WHAT THE TASK REQUIRES = Output every line below exactly.

--- INPUT ---

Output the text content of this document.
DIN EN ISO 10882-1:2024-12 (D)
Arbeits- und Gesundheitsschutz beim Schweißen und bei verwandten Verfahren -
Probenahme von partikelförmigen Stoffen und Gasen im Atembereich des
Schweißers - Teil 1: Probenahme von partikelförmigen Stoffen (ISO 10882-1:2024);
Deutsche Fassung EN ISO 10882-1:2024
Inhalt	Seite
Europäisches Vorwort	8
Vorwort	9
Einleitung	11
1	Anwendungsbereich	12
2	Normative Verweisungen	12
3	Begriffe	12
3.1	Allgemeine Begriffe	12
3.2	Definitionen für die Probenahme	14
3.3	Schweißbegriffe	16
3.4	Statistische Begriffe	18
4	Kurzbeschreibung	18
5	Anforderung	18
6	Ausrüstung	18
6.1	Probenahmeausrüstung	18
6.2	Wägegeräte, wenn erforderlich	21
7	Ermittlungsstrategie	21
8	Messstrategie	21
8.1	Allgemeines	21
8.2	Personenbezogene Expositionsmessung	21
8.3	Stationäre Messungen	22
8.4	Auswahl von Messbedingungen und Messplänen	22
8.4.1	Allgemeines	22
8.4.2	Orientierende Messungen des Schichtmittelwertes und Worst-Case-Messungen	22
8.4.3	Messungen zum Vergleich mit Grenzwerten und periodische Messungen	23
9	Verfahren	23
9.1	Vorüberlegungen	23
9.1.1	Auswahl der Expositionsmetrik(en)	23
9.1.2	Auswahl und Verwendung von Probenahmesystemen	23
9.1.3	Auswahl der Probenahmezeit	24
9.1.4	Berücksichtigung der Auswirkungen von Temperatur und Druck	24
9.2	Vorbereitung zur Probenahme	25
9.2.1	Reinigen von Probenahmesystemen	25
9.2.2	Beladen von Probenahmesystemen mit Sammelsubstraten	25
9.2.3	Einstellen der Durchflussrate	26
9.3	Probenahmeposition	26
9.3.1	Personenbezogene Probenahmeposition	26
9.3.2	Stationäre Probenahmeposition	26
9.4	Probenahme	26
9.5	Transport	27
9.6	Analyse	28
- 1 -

---

THE REPLY =
Output the text content of this document.
DIN EN ISO 10882-1:2024-12 (D)
Arbeits- und Gesundheitsschutz beim Schweißen und bei verwandten Verfahren -
Probenahme von partikelförmigen Stoffen und Gasen im Atembereich des
Schweißers - Teil 1: Probenahme von partikelförmigen Stoffen (ISO 10882-1:2024);
Deutsche Fassung EN ISO 10882-1:2024
Inhalt	Seite
Europäisches Vorwort	8
Vorwort	9
Einleitung	11
1	Anwendungsbereich	12
2	Normative Verweisungen	12
3	Begriffe	12
3.1	Allgemeine Begriffe	12
3.2	Definitionen für die Probenahme	14
3.3	Schweißbegriffe	16
3.4	Statistische Begriffe	18
4	Kurzbeschreibung	18
5	Anforderung	18
6	Ausrüstung	18
6.1	Probenahmeausrüstung	18
6.2	Wägegeräte, wenn erforderlich	21
7	Ermittlungsstrategie	21
8	Messstrategie	21
8.1	Allgemeines	21
8.2	Personenbezogene Expositionsmessung	21
8.3	Stationäre Messungen	22
8.4	Auswahl von Messbedingungen und Messplänen	22
8.4.1	Allgemeines	22
8.4.2	Orientierende Messungen des Schichtmittelwertes und Worst-Case-Messungen	22
8.4.3	Messungen zum Vergleich mit Grenzwerten und periodische Messungen	23
9	Verfahren	23
9.1	Vorüberlegungen	23
9.1.1	Auswahl der Expositionsmetrik(en)	23
9.1.2	Auswahl und Verwendung von Probenahmesystemen	23
9.1.3	Auswahl der Probenahmezeit	24
9.1.4	Berücksichtigung der Auswirkungen von Temperatur und Druck	24
9.2	Vorbereitung zur Probenahme	25
9.2.1	Reinigen von Probenahmesystemen	25
9.2.2	Beladen von Probenahmesystemen mit Sammelsubstraten	25
9.2.3	Einstellen der Durchflussrate	26
9.3	Probenahmeposition	26
9.3.1	Personenbezogene Probenahmeposition	26
9.3.2	Stationäre Probenahmeposition	26
9.4	Probenahme	26
9.5	Transport	27
9.6	Analyse	28
- 1 -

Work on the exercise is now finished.